_Set problem_
Look through the lines of the material and count those containing "this". Give that count alone.

═════ Provided data ═════

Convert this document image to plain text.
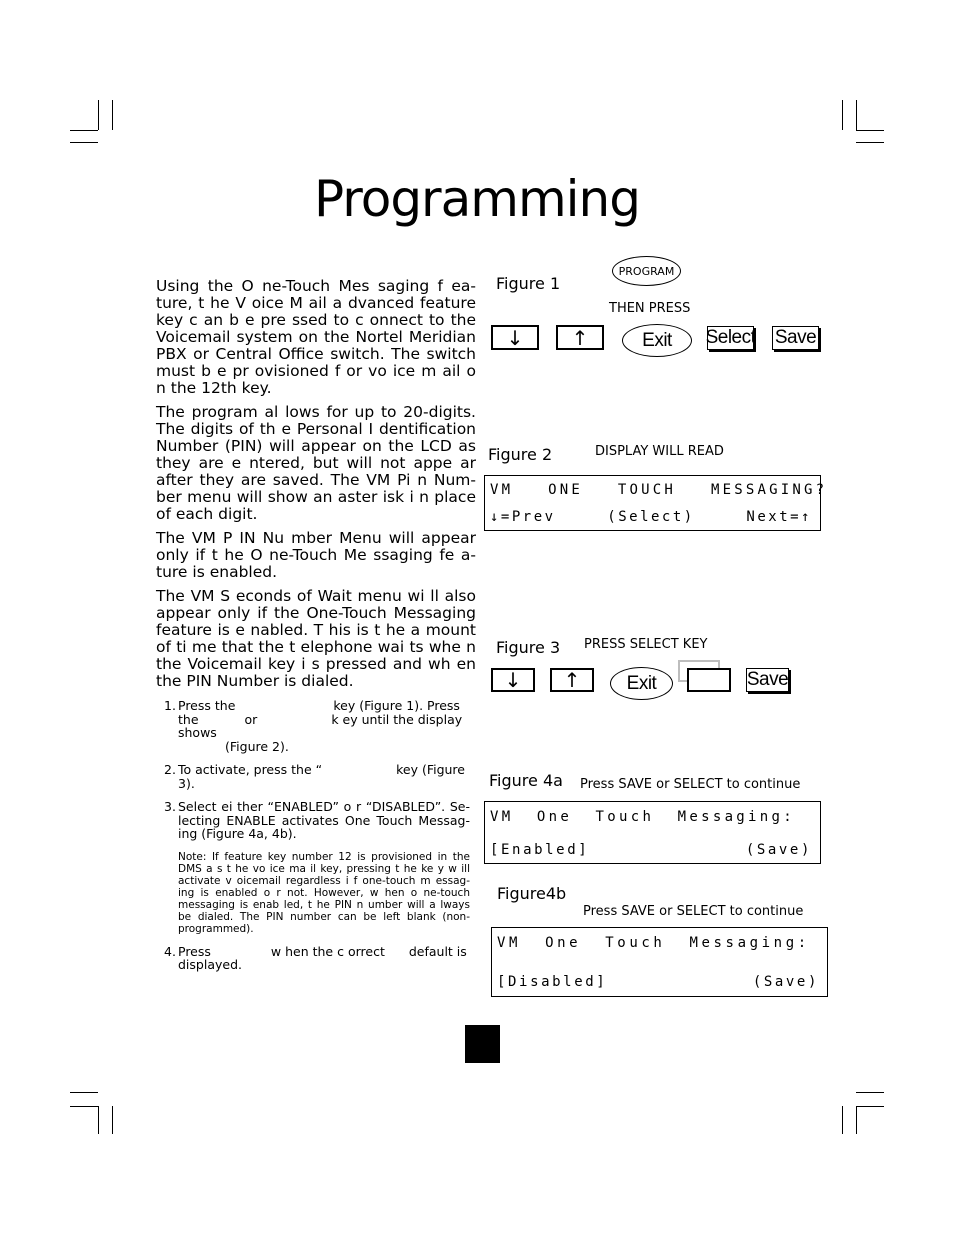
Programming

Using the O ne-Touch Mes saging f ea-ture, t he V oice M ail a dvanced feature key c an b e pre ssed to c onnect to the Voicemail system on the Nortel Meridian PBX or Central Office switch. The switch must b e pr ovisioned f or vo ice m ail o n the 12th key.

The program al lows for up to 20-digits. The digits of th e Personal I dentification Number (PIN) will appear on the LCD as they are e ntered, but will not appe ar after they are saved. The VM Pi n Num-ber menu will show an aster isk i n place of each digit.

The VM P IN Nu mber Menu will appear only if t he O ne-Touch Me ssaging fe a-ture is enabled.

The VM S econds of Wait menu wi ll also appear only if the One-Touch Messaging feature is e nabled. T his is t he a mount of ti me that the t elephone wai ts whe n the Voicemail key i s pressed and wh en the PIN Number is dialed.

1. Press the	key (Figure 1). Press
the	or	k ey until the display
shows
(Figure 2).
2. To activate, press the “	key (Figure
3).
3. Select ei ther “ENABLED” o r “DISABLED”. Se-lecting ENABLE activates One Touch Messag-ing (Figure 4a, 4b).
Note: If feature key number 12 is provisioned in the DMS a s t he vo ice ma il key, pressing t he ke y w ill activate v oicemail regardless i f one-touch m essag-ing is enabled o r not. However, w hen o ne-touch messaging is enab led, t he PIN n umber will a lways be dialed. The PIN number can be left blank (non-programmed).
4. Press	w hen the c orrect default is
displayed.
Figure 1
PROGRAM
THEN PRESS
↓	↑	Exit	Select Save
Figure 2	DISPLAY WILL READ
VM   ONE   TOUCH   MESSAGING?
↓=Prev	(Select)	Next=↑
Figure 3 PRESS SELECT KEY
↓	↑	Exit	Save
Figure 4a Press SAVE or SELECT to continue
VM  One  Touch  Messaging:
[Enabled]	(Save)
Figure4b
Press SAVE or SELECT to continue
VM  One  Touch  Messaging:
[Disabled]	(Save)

═════
═════ Provided data ═════

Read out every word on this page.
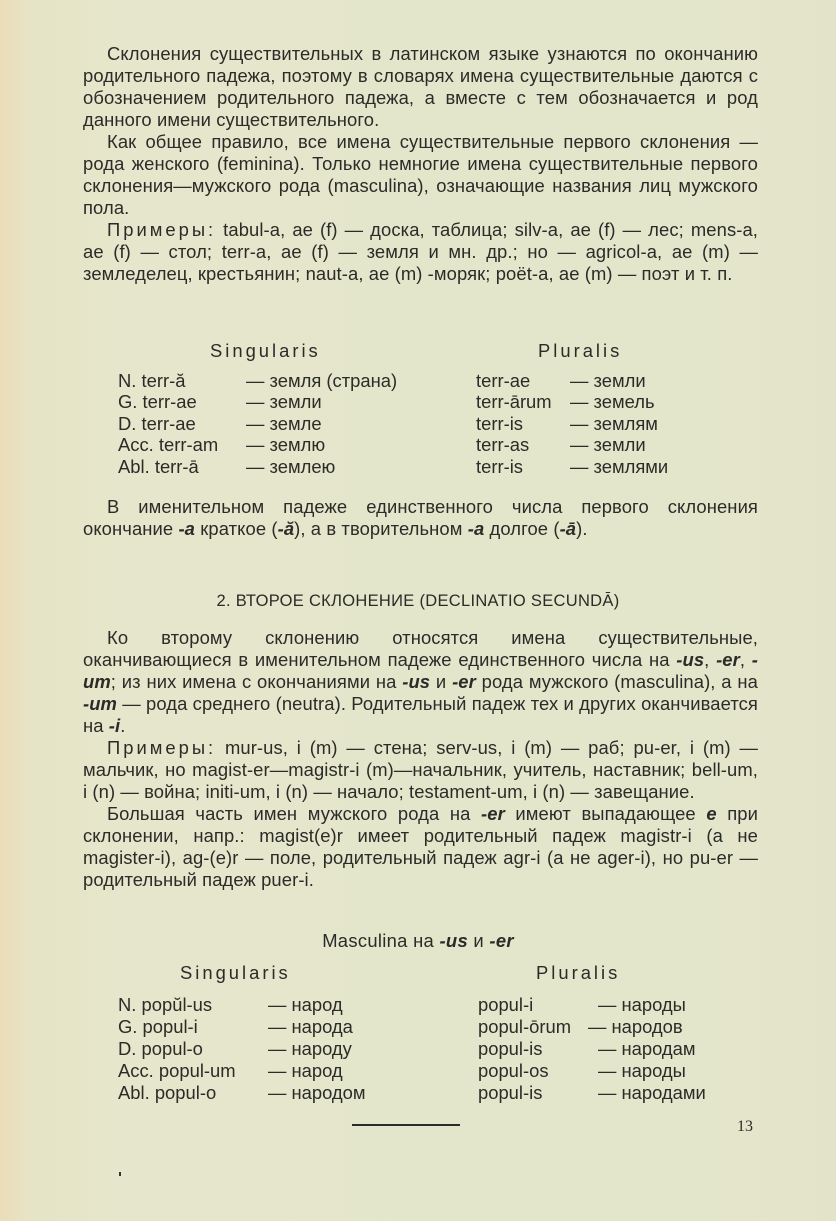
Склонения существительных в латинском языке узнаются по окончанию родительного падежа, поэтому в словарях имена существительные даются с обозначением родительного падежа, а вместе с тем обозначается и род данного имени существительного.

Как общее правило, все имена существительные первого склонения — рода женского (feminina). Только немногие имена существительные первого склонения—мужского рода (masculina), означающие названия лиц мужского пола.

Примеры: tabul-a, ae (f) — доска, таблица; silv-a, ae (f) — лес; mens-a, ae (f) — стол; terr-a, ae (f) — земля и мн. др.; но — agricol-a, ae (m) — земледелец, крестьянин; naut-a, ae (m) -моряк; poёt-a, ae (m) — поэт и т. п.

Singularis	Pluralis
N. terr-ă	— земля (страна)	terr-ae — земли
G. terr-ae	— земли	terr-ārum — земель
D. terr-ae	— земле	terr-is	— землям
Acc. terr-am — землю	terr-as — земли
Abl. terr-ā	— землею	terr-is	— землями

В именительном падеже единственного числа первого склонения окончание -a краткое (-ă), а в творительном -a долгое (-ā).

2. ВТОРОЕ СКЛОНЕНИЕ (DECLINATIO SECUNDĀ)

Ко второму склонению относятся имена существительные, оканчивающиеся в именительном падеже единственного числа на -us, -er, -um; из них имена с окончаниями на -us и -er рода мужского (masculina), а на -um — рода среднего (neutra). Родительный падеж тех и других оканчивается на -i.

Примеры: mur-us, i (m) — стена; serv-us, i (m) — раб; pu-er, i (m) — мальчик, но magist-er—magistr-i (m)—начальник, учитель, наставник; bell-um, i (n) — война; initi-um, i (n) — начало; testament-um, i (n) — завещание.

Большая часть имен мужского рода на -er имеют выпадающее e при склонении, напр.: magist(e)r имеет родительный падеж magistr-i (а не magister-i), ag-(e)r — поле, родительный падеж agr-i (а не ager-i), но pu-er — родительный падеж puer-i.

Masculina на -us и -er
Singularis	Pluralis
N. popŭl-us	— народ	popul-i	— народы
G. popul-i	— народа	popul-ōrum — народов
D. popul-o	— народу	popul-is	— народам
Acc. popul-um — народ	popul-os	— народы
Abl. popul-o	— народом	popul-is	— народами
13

═════
═════ Provided data ═════

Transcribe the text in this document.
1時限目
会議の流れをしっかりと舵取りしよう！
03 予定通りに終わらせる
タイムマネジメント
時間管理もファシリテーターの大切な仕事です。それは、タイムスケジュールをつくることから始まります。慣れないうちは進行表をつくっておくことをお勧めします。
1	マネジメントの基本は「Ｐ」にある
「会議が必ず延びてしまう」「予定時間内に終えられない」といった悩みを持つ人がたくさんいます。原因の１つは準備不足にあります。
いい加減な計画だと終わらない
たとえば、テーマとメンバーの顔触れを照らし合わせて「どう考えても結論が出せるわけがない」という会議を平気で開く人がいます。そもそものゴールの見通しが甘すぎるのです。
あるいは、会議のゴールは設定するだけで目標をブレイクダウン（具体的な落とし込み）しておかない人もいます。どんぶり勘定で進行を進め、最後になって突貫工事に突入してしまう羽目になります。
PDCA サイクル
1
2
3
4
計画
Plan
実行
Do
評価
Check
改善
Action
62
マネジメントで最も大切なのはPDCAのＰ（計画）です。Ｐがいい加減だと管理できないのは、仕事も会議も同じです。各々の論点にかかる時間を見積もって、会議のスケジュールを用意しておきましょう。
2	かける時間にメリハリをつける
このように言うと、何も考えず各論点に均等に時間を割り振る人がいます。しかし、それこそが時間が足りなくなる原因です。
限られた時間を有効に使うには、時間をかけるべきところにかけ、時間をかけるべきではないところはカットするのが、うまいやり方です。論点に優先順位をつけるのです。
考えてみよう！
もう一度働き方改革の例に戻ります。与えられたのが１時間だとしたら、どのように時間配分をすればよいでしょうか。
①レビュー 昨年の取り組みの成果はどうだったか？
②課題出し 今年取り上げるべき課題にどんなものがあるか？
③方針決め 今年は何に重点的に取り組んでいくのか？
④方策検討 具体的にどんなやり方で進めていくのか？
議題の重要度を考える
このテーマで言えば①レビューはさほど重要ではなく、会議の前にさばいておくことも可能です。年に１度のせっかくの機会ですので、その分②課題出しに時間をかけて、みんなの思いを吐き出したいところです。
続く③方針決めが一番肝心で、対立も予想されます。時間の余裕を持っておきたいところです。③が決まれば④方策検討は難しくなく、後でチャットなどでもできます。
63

═════

_Exercise solution_
3